Dataset items
** START **
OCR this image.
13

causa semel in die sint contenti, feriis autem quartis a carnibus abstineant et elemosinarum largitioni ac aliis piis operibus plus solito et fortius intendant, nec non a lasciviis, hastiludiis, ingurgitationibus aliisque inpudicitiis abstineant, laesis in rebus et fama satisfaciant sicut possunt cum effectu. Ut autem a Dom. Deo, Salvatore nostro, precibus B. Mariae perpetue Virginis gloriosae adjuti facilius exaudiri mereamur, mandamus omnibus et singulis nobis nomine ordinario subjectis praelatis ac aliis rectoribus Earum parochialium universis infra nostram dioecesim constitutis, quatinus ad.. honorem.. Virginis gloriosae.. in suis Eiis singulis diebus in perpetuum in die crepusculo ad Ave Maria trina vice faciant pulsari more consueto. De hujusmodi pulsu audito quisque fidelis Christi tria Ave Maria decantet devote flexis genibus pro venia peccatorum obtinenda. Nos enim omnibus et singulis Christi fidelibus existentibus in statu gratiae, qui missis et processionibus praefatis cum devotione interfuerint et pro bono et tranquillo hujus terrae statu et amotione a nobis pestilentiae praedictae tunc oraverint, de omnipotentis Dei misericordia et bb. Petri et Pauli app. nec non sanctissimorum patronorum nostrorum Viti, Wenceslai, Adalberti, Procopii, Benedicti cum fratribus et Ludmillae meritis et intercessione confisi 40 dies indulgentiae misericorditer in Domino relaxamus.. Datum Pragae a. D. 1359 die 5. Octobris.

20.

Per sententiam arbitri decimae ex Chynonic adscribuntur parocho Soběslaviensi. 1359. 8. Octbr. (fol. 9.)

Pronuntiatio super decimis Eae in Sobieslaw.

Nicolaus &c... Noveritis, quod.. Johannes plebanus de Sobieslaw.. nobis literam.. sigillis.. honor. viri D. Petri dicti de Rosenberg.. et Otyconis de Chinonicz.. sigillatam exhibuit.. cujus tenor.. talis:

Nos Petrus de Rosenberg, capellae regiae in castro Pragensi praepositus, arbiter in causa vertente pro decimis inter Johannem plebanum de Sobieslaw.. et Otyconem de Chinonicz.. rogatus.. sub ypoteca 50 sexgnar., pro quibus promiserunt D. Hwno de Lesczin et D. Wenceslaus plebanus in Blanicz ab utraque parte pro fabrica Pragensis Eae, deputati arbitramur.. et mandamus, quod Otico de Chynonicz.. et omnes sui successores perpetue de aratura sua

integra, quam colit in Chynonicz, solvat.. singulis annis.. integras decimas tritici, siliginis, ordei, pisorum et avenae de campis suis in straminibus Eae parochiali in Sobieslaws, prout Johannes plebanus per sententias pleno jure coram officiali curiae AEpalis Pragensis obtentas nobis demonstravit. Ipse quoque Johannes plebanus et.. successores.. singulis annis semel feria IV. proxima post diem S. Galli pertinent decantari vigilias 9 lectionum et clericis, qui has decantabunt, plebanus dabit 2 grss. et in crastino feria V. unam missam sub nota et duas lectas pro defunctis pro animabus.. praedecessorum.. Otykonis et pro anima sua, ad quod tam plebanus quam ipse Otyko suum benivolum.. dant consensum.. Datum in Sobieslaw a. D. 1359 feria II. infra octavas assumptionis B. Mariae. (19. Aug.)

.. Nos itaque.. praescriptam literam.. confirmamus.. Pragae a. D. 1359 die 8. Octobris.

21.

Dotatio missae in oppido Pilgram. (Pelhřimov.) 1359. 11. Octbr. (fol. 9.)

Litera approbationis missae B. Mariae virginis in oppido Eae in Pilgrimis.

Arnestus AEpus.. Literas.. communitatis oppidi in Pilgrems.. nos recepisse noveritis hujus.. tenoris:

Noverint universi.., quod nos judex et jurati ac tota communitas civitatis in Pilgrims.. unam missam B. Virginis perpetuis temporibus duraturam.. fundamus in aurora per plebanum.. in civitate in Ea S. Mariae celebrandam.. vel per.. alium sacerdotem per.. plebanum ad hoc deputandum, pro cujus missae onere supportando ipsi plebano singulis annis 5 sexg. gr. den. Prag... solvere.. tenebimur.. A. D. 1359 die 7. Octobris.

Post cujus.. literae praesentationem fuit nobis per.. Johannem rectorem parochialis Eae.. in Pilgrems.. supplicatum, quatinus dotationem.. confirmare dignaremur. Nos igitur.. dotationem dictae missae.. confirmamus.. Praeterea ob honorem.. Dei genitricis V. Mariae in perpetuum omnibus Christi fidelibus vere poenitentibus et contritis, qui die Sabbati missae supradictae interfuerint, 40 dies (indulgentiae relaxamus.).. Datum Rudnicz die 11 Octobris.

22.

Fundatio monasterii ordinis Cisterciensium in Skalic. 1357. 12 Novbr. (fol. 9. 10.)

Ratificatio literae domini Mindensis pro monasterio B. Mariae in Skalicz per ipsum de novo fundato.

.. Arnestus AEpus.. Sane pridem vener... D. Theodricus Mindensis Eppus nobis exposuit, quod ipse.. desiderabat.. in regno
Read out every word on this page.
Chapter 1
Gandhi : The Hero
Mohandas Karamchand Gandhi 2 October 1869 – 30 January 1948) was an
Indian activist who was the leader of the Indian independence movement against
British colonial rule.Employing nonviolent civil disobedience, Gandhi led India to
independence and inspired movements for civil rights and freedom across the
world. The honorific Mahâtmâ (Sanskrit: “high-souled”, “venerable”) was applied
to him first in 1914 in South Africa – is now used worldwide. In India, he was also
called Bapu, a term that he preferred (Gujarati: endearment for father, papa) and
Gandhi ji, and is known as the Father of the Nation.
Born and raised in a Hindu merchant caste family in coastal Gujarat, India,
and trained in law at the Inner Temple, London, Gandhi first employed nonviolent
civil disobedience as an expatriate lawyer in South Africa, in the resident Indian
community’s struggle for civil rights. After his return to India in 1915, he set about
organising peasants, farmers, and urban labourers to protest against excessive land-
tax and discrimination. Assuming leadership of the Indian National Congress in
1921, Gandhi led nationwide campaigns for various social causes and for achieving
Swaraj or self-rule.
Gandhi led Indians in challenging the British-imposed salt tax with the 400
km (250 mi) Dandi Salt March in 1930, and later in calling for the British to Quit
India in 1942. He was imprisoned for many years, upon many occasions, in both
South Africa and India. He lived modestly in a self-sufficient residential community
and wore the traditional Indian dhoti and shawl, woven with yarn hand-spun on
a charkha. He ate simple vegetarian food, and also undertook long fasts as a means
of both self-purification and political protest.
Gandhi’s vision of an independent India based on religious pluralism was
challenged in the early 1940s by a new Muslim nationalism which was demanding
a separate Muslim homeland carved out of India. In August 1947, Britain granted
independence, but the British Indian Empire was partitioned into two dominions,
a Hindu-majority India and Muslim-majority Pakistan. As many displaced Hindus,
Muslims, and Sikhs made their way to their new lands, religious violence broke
** END **
**Short task**
Transcribe the material above in its entirety. Match it exactly.

**Exercise solution**
OCR this image.
13

causa semel in die sint contenti, feriis autem quartis a carnibus abstineant et elemosinarum largitioni ac aliis piis operibus plus solito et fortius intendant, nec non a lasciviis, hastiludiis, ingurgitationibus aliisque inpudicitiis abstineant, laesis in rebus et fama satisfaciant sicut possunt cum effectu. Ut autem a Dom. Deo, Salvatore nostro, precibus B. Mariae perpetue Virginis gloriosae adjuti facilius exaudiri mereamur, mandamus omnibus et singulis nobis nomine ordinario subjectis praelatis ac aliis rectoribus Earum parochialium universis infra nostram dioecesim constitutis, quatinus ad.. honorem.. Virginis gloriosae.. in suis Eiis singulis diebus in perpetuum in die crepusculo ad Ave Maria trina vice faciant pulsari more consueto. De hujusmodi pulsu audito quisque fidelis Christi tria Ave Maria decantet devote flexis genibus pro venia peccatorum obtinenda. Nos enim omnibus et singulis Christi fidelibus existentibus in statu gratiae, qui missis et processionibus praefatis cum devotione interfuerint et pro bono et tranquillo hujus terrae statu et amotione a nobis pestilentiae praedictae tunc oraverint, de omnipotentis Dei misericordia et bb. Petri et Pauli app. nec non sanctissimorum patronorum nostrorum Viti, Wenceslai, Adalberti, Procopii, Benedicti cum fratribus et Ludmillae meritis et intercessione confisi 40 dies indulgentiae misericorditer in Domino relaxamus.. Datum Pragae a. D. 1359 die 5. Octobris.

20.

Per sententiam arbitri decimae ex Chynonic adscribuntur parocho Soběslaviensi. 1359. 8. Octbr. (fol. 9.)

Pronuntiatio super decimis Eae in Sobieslaw.

Nicolaus &c... Noveritis, quod.. Johannes plebanus de Sobieslaw.. nobis literam.. sigillis.. honor. viri D. Petri dicti de Rosenberg.. et Otyconis de Chinonicz.. sigillatam exhibuit.. cujus tenor.. talis:

Nos Petrus de Rosenberg, capellae regiae in castro Pragensi praepositus, arbiter in causa vertente pro decimis inter Johannem plebanum de Sobieslaw.. et Otyconem de Chinonicz.. rogatus.. sub ypoteca 50 sexgnar., pro quibus promiserunt D. Hwno de Lesczin et D. Wenceslaus plebanus in Blanicz ab utraque parte pro fabrica Pragensis Eae, deputati arbitramur.. et mandamus, quod Otico de Chynonicz.. et omnes sui successores perpetue de aratura sua

integra, quam colit in Chynonicz, solvat.. singulis annis.. integras decimas tritici, siliginis, ordei, pisorum et avenae de campis suis in straminibus Eae parochiali in Sobieslaws, prout Johannes plebanus per sententias pleno jure coram officiali curiae AEpalis Pragensis obtentas nobis demonstravit. Ipse quoque Johannes plebanus et.. successores.. singulis annis semel feria IV. proxima post diem S. Galli pertinent decantari vigilias 9 lectionum et clericis, qui has decantabunt, plebanus dabit 2 grss. et in crastino feria V. unam missam sub nota et duas lectas pro defunctis pro animabus.. praedecessorum.. Otykonis et pro anima sua, ad quod tam plebanus quam ipse Otyko suum benivolum.. dant consensum.. Datum in Sobieslaw a. D. 1359 feria II. infra octavas assumptionis B. Mariae. (19. Aug.)

.. Nos itaque.. praescriptam literam.. confirmamus.. Pragae a. D. 1359 die 8. Octobris.

21.

Dotatio missae in oppido Pilgram. (Pelhřimov.) 1359. 11. Octbr. (fol. 9.)

Litera approbationis missae B. Mariae virginis in oppido Eae in Pilgrimis.

Arnestus AEpus.. Literas.. communitatis oppidi in Pilgrems.. nos recepisse noveritis hujus.. tenoris:

Noverint universi.., quod nos judex et jurati ac tota communitas civitatis in Pilgrims.. unam missam B. Virginis perpetuis temporibus duraturam.. fundamus in aurora per plebanum.. in civitate in Ea S. Mariae celebrandam.. vel per.. alium sacerdotem per.. plebanum ad hoc deputandum, pro cujus missae onere supportando ipsi plebano singulis annis 5 sexg. gr. den. Prag... solvere.. tenebimur.. A. D. 1359 die 7. Octobris.

Post cujus.. literae praesentationem fuit nobis per.. Johannem rectorem parochialis Eae.. in Pilgrems.. supplicatum, quatinus dotationem.. confirmare dignaremur. Nos igitur.. dotationem dictae missae.. confirmamus.. Praeterea ob honorem.. Dei genitricis V. Mariae in perpetuum omnibus Christi fidelibus vere poenitentibus et contritis, qui die Sabbati missae supradictae interfuerint, 40 dies (indulgentiae relaxamus.).. Datum Rudnicz die 11 Octobris.

22.

Fundatio monasterii ordinis Cisterciensium in Skalic. 1357. 12 Novbr. (fol. 9. 10.)

Ratificatio literae domini Mindensis pro monasterio B. Mariae in Skalicz per ipsum de novo fundato.

.. Arnestus AEpus.. Sane pridem vener... D. Theodricus Mindensis Eppus nobis exposuit, quod ipse.. desiderabat.. in regno
Read out every word on this page.
Chapter 1
Gandhi : The Hero
Mohandas Karamchand Gandhi 2 October 1869 – 30 January 1948) was an
Indian activist who was the leader of the Indian independence movement against
British colonial rule.Employing nonviolent civil disobedience, Gandhi led India to
independence and inspired movements for civil rights and freedom across the
world. The honorific Mahâtmâ (Sanskrit: “high-souled”, “venerable”) was applied
to him first in 1914 in South Africa – is now used worldwide. In India, he was also
called Bapu, a term that he preferred (Gujarati: endearment for father, papa) and
Gandhi ji, and is known as the Father of the Nation.
Born and raised in a Hindu merchant caste family in coastal Gujarat, India,
and trained in law at the Inner Temple, London, Gandhi first employed nonviolent
civil disobedience as an expatriate lawyer in South Africa, in the resident Indian
community’s struggle for civil rights. After his return to India in 1915, he set about
organising peasants, farmers, and urban labourers to protest against excessive land-
tax and discrimination. Assuming leadership of the Indian National Congress in
1921, Gandhi led nationwide campaigns for various social causes and for achieving
Swaraj or self-rule.
Gandhi led Indians in challenging the British-imposed salt tax with the 400
km (250 mi) Dandi Salt March in 1930, and later in calling for the British to Quit
India in 1942. He was imprisoned for many years, upon many occasions, in both
South Africa and India. He lived modestly in a self-sufficient residential community
and wore the traditional Indian dhoti and shawl, woven with yarn hand-spun on
a charkha. He ate simple vegetarian food, and also undertook long fasts as a means
of both self-purification and political protest.
Gandhi’s vision of an independent India based on religious pluralism was
challenged in the early 1940s by a new Muslim nationalism which was demanding
a separate Muslim homeland carved out of India. In August 1947, Britain granted
independence, but the British Indian Empire was partitioned into two dominions,
a Hindu-majority India and Muslim-majority Pakistan. As many displaced Hindus,
Muslims, and Sikhs made their way to their new lands, religious violence broke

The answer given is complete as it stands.